▸ **RECORDS TO USE**
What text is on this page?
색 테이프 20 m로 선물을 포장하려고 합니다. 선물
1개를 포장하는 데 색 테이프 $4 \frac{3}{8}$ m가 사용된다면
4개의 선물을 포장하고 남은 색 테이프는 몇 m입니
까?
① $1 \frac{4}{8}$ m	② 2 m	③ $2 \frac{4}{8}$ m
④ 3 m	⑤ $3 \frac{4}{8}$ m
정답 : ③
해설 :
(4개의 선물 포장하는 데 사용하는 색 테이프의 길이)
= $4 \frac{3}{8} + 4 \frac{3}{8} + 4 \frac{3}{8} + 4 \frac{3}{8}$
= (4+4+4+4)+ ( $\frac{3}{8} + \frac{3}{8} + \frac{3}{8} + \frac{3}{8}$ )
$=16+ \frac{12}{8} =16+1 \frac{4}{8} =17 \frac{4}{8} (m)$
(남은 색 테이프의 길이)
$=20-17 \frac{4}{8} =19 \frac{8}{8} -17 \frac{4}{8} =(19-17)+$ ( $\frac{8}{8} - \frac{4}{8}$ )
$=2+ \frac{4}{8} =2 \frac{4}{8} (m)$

▸ **WHAT NEEDS TO BE DONE**
Set every line of the listing down word for word.

▸ **SOLUTION FOR THIS EXERCISE**
What text is on this page?
색 테이프 20 m로 선물을 포장하려고 합니다. 선물
1개를 포장하는 데 색 테이프 $4 \frac{3}{8}$ m가 사용된다면
4개의 선물을 포장하고 남은 색 테이프는 몇 m입니
까?
① $1 \frac{4}{8}$ m	② 2 m	③ $2 \frac{4}{8}$ m
④ 3 m	⑤ $3 \frac{4}{8}$ m
정답 : ③
해설 :
(4개의 선물 포장하는 데 사용하는 색 테이프의 길이)
= $4 \frac{3}{8} + 4 \frac{3}{8} + 4 \frac{3}{8} + 4 \frac{3}{8}$
= (4+4+4+4)+ ( $\frac{3}{8} + \frac{3}{8} + \frac{3}{8} + \frac{3}{8}$ )
$=16+ \frac{12}{8} =16+1 \frac{4}{8} =17 \frac{4}{8} (m)$
(남은 색 테이프의 길이)
$=20-17 \frac{4}{8} =19 \frac{8}{8} -17 \frac{4}{8} =(19-17)+$ ( $\frac{8}{8} - \frac{4}{8}$ )
$=2+ \frac{4}{8} =2 \frac{4}{8} (m)$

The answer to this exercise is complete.